Given exercise: State how many lines contain the string "with", and write nothing else.

^^^^^^^^^^^^^^^^

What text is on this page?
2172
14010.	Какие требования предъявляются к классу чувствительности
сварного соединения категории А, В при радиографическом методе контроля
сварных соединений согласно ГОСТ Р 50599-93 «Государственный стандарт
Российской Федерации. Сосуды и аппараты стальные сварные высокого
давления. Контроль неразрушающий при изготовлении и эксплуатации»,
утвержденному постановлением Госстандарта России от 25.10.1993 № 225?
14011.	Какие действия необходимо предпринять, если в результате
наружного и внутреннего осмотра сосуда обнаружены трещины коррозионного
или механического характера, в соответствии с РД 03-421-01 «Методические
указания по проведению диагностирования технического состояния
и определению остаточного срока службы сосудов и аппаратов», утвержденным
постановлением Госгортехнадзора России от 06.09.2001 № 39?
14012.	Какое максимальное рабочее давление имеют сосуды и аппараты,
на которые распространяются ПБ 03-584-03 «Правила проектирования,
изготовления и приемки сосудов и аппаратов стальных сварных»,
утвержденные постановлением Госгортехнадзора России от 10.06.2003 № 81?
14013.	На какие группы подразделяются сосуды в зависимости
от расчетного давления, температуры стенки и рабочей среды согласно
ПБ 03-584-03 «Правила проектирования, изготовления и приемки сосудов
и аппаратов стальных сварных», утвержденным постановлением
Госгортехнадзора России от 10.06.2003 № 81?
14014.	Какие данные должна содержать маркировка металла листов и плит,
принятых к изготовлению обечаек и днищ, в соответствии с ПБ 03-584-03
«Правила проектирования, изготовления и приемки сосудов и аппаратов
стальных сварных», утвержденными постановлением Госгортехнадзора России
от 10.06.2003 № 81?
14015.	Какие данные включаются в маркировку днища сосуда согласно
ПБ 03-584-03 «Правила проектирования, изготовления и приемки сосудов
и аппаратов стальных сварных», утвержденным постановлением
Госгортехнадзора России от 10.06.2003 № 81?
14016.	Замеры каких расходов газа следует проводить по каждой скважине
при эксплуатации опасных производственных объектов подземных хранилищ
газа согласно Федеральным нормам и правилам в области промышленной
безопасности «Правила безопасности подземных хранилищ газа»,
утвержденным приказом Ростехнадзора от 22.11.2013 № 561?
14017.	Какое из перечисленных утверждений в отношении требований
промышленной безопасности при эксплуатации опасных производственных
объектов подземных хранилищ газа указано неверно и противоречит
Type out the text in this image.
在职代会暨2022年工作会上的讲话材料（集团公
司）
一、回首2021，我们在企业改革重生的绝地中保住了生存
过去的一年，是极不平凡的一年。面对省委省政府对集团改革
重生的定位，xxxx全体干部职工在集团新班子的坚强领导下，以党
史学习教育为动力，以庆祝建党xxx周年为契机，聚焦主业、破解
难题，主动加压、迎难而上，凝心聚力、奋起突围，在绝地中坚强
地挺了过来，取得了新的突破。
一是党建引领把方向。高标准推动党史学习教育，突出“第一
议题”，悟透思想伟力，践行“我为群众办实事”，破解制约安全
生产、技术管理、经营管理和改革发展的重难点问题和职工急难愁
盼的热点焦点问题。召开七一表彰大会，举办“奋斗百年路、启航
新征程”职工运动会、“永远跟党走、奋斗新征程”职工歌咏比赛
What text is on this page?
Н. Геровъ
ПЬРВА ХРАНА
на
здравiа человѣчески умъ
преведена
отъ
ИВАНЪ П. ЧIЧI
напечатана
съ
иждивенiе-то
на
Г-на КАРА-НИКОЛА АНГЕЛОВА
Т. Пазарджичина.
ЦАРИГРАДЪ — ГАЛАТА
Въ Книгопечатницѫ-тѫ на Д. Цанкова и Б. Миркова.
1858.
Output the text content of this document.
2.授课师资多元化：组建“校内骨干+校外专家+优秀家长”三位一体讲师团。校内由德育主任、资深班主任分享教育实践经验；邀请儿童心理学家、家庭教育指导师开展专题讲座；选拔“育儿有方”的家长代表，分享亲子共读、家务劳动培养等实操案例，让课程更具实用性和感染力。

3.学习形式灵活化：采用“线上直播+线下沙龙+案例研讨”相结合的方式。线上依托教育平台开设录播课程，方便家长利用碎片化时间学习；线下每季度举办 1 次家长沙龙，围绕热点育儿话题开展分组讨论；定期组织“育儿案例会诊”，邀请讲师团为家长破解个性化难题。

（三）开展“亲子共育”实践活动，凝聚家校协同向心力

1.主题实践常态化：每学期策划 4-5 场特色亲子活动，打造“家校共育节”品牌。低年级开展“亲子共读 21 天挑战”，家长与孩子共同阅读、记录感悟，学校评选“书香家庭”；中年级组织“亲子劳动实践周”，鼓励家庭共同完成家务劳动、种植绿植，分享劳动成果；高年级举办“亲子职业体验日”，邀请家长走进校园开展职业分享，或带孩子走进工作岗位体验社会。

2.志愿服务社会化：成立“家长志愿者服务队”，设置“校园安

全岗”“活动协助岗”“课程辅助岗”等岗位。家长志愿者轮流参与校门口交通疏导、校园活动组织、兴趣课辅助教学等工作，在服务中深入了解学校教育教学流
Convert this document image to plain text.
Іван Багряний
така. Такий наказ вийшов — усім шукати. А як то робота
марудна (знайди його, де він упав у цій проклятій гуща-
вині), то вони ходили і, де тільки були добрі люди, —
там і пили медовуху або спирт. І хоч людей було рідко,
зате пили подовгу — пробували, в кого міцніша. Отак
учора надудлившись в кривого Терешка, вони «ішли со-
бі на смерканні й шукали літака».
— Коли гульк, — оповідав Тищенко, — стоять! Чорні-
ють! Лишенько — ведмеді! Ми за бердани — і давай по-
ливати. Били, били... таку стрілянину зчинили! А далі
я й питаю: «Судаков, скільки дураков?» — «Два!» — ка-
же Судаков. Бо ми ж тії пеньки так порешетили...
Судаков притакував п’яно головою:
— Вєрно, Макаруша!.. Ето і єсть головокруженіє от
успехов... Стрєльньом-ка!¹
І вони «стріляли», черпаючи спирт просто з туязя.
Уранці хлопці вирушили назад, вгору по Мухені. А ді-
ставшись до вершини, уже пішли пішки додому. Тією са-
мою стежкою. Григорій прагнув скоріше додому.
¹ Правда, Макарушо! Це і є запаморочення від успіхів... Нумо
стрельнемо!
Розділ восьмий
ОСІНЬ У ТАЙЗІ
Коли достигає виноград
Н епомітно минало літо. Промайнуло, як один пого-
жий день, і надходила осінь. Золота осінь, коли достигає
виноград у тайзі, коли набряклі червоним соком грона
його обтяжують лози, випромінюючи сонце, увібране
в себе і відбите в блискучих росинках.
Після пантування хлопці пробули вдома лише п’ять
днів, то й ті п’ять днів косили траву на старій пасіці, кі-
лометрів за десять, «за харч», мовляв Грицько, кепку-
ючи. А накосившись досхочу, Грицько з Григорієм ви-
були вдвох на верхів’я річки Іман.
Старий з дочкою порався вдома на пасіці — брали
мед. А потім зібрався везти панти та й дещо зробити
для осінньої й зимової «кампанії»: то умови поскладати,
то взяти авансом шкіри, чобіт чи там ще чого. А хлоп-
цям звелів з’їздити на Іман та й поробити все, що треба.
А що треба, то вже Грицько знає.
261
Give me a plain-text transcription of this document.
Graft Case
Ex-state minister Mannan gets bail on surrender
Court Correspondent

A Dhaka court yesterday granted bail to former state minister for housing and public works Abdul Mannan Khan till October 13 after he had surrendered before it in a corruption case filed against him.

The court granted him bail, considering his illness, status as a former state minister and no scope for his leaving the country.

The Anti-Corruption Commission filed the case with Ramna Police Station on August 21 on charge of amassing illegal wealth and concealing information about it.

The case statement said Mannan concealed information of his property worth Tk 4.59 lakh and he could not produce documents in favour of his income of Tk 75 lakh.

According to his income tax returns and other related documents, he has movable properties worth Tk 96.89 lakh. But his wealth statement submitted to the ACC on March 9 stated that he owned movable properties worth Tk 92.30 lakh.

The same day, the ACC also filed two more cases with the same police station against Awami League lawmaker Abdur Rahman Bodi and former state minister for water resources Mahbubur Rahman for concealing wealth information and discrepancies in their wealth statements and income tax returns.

^^^^^^^^^^^^^^^^

Full solution: 2